LISTING
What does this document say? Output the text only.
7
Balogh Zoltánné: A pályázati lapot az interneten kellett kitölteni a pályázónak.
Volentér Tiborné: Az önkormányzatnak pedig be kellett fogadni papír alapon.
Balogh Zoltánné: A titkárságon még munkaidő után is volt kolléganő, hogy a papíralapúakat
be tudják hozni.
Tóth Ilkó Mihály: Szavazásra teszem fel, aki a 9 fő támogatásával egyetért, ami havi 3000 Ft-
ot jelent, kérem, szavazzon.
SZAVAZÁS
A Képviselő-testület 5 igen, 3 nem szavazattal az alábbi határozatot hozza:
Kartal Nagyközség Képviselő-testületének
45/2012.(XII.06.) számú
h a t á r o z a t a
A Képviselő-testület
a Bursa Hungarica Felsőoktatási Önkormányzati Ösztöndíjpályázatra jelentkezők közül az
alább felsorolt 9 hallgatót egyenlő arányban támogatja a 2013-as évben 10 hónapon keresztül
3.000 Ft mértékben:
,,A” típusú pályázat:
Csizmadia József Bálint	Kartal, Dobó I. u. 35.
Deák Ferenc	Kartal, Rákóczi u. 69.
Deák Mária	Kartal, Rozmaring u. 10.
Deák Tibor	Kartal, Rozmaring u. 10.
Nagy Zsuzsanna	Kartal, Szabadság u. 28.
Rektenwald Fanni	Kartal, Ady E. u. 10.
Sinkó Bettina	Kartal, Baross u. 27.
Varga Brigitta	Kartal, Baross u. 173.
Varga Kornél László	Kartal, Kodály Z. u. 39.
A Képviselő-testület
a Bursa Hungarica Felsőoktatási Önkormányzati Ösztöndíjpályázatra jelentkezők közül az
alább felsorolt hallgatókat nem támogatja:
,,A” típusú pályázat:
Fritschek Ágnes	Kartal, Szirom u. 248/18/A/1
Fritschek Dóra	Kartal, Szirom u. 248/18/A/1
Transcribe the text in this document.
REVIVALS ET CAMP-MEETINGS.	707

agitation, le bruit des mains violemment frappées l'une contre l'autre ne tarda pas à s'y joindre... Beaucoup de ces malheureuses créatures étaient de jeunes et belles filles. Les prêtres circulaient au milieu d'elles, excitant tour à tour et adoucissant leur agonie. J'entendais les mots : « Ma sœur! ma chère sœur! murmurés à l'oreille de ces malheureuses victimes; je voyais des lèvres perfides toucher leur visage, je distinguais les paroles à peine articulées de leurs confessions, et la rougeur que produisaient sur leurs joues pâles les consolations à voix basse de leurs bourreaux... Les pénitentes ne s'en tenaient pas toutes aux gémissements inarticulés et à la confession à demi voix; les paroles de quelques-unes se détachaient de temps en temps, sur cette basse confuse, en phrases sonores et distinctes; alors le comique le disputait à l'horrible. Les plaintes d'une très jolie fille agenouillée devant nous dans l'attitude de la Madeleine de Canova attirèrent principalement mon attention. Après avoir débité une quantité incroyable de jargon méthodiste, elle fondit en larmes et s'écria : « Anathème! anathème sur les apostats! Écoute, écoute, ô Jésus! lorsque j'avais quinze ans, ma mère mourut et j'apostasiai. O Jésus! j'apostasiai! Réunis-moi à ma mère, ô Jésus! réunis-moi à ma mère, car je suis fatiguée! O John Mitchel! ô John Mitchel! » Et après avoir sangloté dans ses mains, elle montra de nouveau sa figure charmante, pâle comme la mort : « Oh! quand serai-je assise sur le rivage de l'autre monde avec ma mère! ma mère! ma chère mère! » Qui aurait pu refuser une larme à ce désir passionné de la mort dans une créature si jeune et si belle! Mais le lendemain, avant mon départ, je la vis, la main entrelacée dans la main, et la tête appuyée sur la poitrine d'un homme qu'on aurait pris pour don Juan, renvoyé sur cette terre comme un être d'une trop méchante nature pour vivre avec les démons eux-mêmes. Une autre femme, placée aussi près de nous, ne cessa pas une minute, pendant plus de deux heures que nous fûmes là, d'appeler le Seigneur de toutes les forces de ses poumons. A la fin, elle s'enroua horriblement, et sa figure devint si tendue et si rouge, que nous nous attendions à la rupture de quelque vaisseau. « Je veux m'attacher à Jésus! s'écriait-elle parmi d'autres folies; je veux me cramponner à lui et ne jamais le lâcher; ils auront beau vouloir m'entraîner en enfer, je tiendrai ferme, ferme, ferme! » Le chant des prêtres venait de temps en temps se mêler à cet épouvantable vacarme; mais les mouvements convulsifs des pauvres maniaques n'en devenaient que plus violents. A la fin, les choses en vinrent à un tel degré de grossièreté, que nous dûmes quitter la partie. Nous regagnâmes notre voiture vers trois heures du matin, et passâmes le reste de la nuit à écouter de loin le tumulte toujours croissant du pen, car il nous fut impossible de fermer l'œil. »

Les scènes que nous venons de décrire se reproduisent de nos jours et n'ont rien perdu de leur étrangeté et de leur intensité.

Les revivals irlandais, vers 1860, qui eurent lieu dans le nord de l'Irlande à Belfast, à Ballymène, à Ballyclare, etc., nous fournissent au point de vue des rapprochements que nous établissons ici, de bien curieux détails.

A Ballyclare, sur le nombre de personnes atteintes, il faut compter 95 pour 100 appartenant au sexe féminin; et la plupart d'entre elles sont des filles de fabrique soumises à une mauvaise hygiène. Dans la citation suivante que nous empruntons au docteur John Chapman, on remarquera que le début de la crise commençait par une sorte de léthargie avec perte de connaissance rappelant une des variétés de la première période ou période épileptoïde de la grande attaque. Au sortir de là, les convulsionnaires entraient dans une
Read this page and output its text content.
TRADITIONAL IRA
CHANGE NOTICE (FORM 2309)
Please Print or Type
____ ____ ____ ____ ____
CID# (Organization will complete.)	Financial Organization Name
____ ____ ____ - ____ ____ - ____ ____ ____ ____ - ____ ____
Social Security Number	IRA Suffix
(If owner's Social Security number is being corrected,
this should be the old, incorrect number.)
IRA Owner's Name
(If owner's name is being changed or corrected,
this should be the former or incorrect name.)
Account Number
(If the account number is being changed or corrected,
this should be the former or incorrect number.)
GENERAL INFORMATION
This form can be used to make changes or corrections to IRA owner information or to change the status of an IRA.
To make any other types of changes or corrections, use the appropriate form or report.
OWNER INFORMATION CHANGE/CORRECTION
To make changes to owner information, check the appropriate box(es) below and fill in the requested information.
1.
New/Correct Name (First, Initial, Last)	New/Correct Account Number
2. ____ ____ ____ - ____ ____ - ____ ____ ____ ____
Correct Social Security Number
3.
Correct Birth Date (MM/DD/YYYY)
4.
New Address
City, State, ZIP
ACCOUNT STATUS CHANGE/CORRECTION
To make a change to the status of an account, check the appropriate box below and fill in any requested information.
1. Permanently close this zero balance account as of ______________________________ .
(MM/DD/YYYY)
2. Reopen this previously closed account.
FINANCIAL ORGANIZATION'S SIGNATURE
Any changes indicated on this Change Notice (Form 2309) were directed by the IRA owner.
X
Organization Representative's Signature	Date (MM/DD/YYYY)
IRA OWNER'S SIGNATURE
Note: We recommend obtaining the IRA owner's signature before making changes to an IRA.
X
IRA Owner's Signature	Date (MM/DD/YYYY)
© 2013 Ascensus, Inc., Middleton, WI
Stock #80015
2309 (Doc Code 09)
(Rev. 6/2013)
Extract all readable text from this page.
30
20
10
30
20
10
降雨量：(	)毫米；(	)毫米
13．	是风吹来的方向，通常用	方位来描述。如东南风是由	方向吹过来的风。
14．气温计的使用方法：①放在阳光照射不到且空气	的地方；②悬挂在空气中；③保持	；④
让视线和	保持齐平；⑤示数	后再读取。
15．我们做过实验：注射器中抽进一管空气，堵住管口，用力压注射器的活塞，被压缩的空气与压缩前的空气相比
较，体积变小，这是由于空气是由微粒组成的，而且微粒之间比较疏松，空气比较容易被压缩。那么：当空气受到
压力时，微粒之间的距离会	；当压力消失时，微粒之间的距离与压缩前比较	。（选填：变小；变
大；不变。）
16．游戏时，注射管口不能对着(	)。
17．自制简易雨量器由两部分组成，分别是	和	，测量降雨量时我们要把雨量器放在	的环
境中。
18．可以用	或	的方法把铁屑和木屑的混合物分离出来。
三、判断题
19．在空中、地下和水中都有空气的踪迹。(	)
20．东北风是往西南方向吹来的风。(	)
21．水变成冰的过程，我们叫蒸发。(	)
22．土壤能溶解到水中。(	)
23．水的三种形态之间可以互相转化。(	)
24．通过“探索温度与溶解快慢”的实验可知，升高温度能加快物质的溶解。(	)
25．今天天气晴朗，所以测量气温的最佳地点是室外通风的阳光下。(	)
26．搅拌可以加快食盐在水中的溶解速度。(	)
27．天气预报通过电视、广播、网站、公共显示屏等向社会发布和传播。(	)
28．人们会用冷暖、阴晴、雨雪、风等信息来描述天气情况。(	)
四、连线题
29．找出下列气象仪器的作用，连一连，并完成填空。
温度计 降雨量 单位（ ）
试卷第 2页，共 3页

TASK INSTRUCTIONS
Which lines above contain "corrected"? Show each of them.

EXERCISE ANSWER
(If owner's Social Security number is being corrected,
(If owner's name is being changed or corrected,
(If the account number is being changed or corrected,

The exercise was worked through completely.